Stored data
■ ■ ■

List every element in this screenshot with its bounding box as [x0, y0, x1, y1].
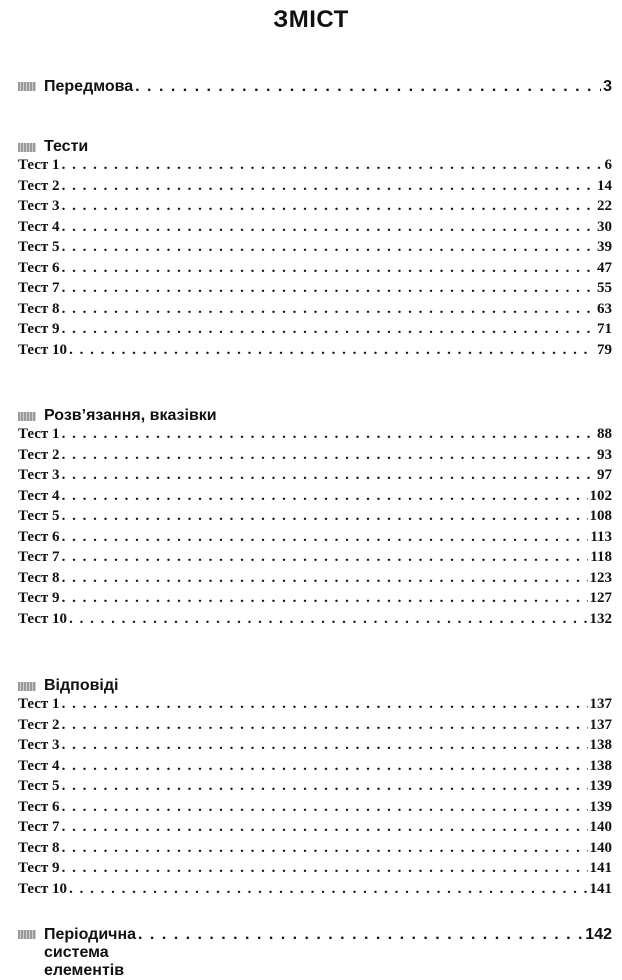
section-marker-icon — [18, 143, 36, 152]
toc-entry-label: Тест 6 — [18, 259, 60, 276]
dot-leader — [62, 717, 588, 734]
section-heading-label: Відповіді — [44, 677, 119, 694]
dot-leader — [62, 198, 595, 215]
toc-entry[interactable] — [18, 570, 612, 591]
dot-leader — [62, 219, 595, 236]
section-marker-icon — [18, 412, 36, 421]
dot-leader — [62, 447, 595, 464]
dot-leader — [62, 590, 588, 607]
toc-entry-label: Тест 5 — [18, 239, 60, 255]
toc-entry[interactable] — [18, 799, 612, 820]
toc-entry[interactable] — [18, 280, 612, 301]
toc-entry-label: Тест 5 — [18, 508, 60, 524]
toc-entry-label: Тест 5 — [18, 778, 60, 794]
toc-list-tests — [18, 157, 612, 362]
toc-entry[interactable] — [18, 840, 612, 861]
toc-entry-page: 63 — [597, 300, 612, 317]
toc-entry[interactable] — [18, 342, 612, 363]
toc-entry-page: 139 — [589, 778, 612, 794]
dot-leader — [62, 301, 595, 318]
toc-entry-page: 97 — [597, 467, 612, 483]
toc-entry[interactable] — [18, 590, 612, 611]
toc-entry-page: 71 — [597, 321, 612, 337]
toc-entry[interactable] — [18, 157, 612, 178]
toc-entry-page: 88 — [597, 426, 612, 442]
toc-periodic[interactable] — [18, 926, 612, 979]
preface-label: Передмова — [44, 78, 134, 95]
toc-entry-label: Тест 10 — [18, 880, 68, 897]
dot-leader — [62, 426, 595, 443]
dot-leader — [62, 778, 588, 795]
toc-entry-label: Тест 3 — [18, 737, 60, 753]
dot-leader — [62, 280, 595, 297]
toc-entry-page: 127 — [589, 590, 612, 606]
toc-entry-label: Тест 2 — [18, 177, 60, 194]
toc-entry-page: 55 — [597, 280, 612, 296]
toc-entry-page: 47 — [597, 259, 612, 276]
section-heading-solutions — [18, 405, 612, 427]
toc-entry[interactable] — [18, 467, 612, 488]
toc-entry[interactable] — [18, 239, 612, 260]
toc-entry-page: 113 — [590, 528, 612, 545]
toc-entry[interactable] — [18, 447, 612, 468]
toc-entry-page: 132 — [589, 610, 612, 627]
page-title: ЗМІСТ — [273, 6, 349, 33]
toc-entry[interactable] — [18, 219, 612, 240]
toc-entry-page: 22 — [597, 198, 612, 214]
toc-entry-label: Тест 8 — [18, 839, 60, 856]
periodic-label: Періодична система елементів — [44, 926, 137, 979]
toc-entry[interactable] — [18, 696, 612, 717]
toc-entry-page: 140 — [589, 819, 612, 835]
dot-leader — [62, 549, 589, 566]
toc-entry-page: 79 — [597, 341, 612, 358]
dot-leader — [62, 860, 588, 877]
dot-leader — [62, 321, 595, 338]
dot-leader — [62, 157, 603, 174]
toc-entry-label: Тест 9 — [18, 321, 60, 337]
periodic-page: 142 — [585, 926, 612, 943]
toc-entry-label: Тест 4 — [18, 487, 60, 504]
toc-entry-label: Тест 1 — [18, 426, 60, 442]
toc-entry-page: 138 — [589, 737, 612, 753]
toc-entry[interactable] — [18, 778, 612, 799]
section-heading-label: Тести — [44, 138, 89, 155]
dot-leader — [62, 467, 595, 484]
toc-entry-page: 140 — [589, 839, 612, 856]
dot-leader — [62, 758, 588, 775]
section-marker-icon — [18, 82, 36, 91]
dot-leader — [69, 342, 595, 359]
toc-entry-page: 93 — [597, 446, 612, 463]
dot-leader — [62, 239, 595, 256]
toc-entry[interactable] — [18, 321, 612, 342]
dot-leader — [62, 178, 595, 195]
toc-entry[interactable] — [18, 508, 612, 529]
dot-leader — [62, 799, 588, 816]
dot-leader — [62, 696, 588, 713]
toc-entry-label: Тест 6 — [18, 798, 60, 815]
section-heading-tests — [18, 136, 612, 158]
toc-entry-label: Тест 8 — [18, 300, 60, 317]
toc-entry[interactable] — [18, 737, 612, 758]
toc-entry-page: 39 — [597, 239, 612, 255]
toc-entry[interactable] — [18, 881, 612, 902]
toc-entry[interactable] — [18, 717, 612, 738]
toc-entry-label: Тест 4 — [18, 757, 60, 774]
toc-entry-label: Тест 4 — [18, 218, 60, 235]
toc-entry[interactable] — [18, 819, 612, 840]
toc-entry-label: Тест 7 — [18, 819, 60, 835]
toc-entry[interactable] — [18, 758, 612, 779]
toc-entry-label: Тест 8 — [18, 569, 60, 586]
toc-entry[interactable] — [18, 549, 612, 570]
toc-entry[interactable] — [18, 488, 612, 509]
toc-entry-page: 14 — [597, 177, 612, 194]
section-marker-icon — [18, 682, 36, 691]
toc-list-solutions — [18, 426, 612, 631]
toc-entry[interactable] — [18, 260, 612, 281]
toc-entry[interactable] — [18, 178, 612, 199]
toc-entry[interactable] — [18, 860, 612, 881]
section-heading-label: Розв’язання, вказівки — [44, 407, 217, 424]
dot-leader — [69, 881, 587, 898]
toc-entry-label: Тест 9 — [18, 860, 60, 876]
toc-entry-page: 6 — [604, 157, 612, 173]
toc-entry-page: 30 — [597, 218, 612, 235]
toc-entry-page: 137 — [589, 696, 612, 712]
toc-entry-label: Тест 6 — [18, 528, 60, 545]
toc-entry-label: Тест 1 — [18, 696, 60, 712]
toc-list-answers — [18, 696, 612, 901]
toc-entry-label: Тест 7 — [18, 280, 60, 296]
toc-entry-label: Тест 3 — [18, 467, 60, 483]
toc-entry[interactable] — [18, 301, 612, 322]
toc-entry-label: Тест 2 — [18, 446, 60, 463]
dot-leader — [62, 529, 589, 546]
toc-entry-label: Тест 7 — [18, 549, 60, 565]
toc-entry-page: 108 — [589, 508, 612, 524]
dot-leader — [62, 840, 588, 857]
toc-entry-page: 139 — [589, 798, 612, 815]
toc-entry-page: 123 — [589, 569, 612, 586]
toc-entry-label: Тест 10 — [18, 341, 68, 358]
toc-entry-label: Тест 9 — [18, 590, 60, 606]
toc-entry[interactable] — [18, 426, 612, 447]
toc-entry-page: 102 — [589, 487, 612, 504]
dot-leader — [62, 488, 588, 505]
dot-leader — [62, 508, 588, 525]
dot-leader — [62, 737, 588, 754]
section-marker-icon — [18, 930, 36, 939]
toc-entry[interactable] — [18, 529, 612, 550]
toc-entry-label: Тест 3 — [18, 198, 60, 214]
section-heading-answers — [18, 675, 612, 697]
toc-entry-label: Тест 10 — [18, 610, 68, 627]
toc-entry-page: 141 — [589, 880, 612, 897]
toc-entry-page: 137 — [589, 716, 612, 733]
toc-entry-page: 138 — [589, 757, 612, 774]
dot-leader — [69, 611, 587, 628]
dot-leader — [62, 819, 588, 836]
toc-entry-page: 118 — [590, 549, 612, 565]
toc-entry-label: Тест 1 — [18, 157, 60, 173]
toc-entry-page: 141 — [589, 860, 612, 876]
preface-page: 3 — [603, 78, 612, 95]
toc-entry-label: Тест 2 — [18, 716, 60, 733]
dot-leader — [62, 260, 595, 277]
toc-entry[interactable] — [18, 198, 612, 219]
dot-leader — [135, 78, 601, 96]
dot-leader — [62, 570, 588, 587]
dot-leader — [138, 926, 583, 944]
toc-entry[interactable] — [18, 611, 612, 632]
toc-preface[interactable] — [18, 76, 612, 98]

■ ■ ■

Change every "dot-leader" in the entries above to "leader-line", reproducing all other lines unchanged and omitting the pictures.

List every element in this screenshot with its bounding box as [x0, y0, x1, y1].
section-marker-icon — [18, 143, 36, 152]
toc-entry-label: Тест 6 — [18, 259, 60, 276]
leader-line — [62, 717, 588, 734]
section-heading-label: Відповіді — [44, 677, 119, 694]
leader-line — [62, 198, 595, 215]
toc-entry[interactable] — [18, 570, 612, 591]
leader-line — [62, 219, 595, 236]
section-marker-icon — [18, 412, 36, 421]
leader-line — [62, 447, 595, 464]
leader-line — [62, 590, 588, 607]
toc-entry-label: Тест 5 — [18, 239, 60, 255]
toc-entry[interactable] — [18, 799, 612, 820]
toc-entry[interactable] — [18, 280, 612, 301]
toc-entry-label: Тест 5 — [18, 508, 60, 524]
toc-entry-label: Тест 5 — [18, 778, 60, 794]
toc-list-tests — [18, 157, 612, 362]
toc-entry[interactable] — [18, 840, 612, 861]
toc-entry-page: 63 — [597, 300, 612, 317]
toc-entry[interactable] — [18, 342, 612, 363]
toc-entry-page: 139 — [589, 778, 612, 794]
leader-line — [62, 301, 595, 318]
toc-entry-page: 97 — [597, 467, 612, 483]
toc-entry[interactable] — [18, 590, 612, 611]
toc-entry-page: 71 — [597, 321, 612, 337]
toc-entry[interactable] — [18, 157, 612, 178]
toc-entry-page: 88 — [597, 426, 612, 442]
toc-periodic[interactable] — [18, 926, 612, 979]
preface-label: Передмова — [44, 78, 134, 95]
toc-entry-label: Тест 10 — [18, 880, 68, 897]
leader-line — [62, 426, 595, 443]
leader-line — [62, 778, 588, 795]
toc-entry-label: Тест 3 — [18, 737, 60, 753]
leader-line — [62, 280, 595, 297]
toc-entry-page: 127 — [589, 590, 612, 606]
toc-entry-label: Тест 2 — [18, 177, 60, 194]
toc-entry-page: 55 — [597, 280, 612, 296]
toc-entry-page: 47 — [597, 259, 612, 276]
section-heading-solutions — [18, 405, 612, 427]
toc-entry[interactable] — [18, 467, 612, 488]
toc-entry[interactable] — [18, 239, 612, 260]
toc-entry-page: 113 — [590, 528, 612, 545]
toc-entry[interactable] — [18, 447, 612, 468]
toc-entry-page: 132 — [589, 610, 612, 627]
page-title: ЗМІСТ — [273, 6, 349, 33]
toc-entry[interactable] — [18, 219, 612, 240]
toc-entry-page: 22 — [597, 198, 612, 214]
toc-entry-label: Тест 8 — [18, 839, 60, 856]
periodic-label: Періодична система елементів — [44, 926, 137, 979]
toc-entry[interactable] — [18, 696, 612, 717]
toc-entry-page: 140 — [589, 819, 612, 835]
leader-line — [62, 549, 589, 566]
toc-entry-page: 79 — [597, 341, 612, 358]
leader-line — [62, 860, 588, 877]
leader-line — [62, 321, 595, 338]
leader-line — [62, 157, 603, 174]
toc-entry-label: Тест 9 — [18, 321, 60, 337]
periodic-page: 142 — [585, 926, 612, 943]
toc-entry-label: Тест 4 — [18, 487, 60, 504]
toc-entry-label: Тест 1 — [18, 426, 60, 442]
toc-entry-page: 138 — [589, 737, 612, 753]
toc-entry[interactable] — [18, 778, 612, 799]
section-heading-label: Тести — [44, 138, 89, 155]
leader-line — [62, 467, 595, 484]
toc-entry-page: 140 — [589, 839, 612, 856]
leader-line — [62, 758, 588, 775]
section-marker-icon — [18, 82, 36, 91]
leader-line — [69, 342, 595, 359]
toc-entry-page: 93 — [597, 446, 612, 463]
leader-line — [62, 239, 595, 256]
toc-entry[interactable] — [18, 321, 612, 342]
leader-line — [62, 178, 595, 195]
toc-entry[interactable] — [18, 508, 612, 529]
leader-line — [62, 799, 588, 816]
leader-line — [62, 696, 588, 713]
toc-entry-label: Тест 6 — [18, 798, 60, 815]
section-heading-tests — [18, 136, 612, 158]
toc-entry-label: Тест 8 — [18, 300, 60, 317]
toc-entry[interactable] — [18, 737, 612, 758]
toc-entry-page: 39 — [597, 239, 612, 255]
toc-entry[interactable] — [18, 881, 612, 902]
toc-entry[interactable] — [18, 717, 612, 738]
toc-entry-label: Тест 4 — [18, 757, 60, 774]
toc-entry-label: Тест 4 — [18, 218, 60, 235]
toc-entry[interactable] — [18, 819, 612, 840]
toc-entry-label: Тест 7 — [18, 819, 60, 835]
toc-entry[interactable] — [18, 758, 612, 779]
toc-entry-label: Тест 8 — [18, 569, 60, 586]
toc-entry[interactable] — [18, 549, 612, 570]
toc-entry[interactable] — [18, 488, 612, 509]
toc-entry-page: 14 — [597, 177, 612, 194]
section-marker-icon — [18, 682, 36, 691]
toc-list-solutions — [18, 426, 612, 631]
toc-entry[interactable] — [18, 260, 612, 281]
toc-entry[interactable] — [18, 178, 612, 199]
toc-entry[interactable] — [18, 860, 612, 881]
section-heading-label: Розв’язання, вказівки — [44, 407, 217, 424]
leader-line — [69, 881, 587, 898]
toc-entry-label: Тест 9 — [18, 860, 60, 876]
toc-entry-page: 6 — [604, 157, 612, 173]
toc-entry-page: 30 — [597, 218, 612, 235]
toc-entry-page: 137 — [589, 696, 612, 712]
toc-entry-label: Тест 6 — [18, 528, 60, 545]
toc-entry-label: Тест 1 — [18, 696, 60, 712]
toc-list-answers — [18, 696, 612, 901]
toc-entry-label: Тест 7 — [18, 280, 60, 296]
toc-entry-label: Тест 3 — [18, 467, 60, 483]
toc-entry[interactable] — [18, 301, 612, 322]
toc-entry-label: Тест 2 — [18, 446, 60, 463]
leader-line — [62, 529, 589, 546]
toc-entry-label: Тест 7 — [18, 549, 60, 565]
toc-entry-page: 108 — [589, 508, 612, 524]
leader-line — [62, 840, 588, 857]
toc-entry-page: 139 — [589, 798, 612, 815]
toc-entry-page: 123 — [589, 569, 612, 586]
toc-entry-label: Тест 10 — [18, 341, 68, 358]
toc-entry-label: Тест 9 — [18, 590, 60, 606]
toc-entry[interactable] — [18, 426, 612, 447]
toc-entry-page: 102 — [589, 487, 612, 504]
leader-line — [62, 488, 588, 505]
leader-line — [62, 508, 588, 525]
leader-line — [62, 737, 588, 754]
section-marker-icon — [18, 930, 36, 939]
toc-entry[interactable] — [18, 529, 612, 550]
toc-entry-label: Тест 3 — [18, 198, 60, 214]
section-heading-answers — [18, 675, 612, 697]
toc-entry-label: Тест 10 — [18, 610, 68, 627]
toc-entry-page: 141 — [589, 880, 612, 897]
toc-entry-page: 137 — [589, 716, 612, 733]
toc-entry-page: 138 — [589, 757, 612, 774]
leader-line — [69, 611, 587, 628]
leader-line — [62, 819, 588, 836]
toc-entry-page: 118 — [590, 549, 612, 565]
toc-entry-label: Тест 1 — [18, 157, 60, 173]
toc-entry-page: 141 — [589, 860, 612, 876]
preface-page: 3 — [603, 78, 612, 95]
toc-entry-label: Тест 2 — [18, 716, 60, 733]
leader-line — [62, 260, 595, 277]
toc-entry[interactable] — [18, 198, 612, 219]
leader-line — [135, 78, 601, 96]
leader-line — [62, 570, 588, 587]
leader-line — [138, 926, 583, 944]
toc-entry[interactable] — [18, 611, 612, 632]
toc-preface[interactable] — [18, 76, 612, 98]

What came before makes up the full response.